:: WHAT THE TASK ASKS ::
Search the records for "далее". Copy every line where it appears.

:: INFORMATION SHOWN ::
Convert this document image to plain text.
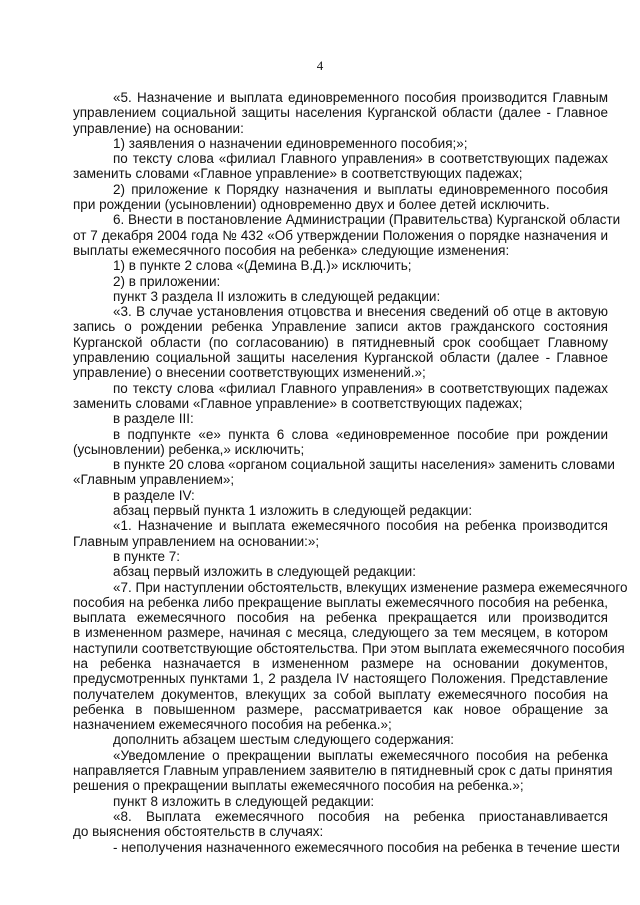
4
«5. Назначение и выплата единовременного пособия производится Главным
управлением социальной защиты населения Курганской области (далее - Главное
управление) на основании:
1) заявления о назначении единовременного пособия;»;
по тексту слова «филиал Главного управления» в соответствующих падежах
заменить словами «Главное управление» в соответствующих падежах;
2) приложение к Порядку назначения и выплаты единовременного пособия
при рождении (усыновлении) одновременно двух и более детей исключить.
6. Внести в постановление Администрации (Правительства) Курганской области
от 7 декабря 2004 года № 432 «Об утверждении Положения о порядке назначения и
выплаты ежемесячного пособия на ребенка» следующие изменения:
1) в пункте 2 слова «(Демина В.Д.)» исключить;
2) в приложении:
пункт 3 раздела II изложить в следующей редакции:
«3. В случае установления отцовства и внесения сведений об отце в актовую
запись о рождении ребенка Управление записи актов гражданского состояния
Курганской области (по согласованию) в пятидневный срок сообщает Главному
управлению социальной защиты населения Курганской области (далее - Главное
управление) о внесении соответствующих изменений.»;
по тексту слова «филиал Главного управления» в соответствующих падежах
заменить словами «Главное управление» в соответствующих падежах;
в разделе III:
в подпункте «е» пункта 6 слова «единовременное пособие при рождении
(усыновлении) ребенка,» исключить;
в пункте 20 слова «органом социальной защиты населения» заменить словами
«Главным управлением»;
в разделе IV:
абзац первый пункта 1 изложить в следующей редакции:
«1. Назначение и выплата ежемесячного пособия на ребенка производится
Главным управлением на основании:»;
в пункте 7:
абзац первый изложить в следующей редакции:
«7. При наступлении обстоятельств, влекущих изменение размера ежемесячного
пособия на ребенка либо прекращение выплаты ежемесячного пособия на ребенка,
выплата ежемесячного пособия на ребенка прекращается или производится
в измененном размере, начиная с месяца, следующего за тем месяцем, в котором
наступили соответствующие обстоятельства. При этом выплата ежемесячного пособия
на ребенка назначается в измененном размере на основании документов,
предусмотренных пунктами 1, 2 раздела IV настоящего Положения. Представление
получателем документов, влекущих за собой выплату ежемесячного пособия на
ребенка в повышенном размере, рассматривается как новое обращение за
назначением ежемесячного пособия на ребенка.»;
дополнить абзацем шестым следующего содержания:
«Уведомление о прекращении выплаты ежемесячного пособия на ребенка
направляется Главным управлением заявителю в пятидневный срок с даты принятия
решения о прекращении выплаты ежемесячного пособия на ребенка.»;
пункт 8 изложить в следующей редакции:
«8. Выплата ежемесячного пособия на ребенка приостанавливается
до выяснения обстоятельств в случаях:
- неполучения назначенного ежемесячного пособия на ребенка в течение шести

:: ANSWER FOR THIS EXERCISE ::
управлением социальной защиты населения Курганской области (далее - Главное
управлению социальной защиты населения Курганской области (далее - Главное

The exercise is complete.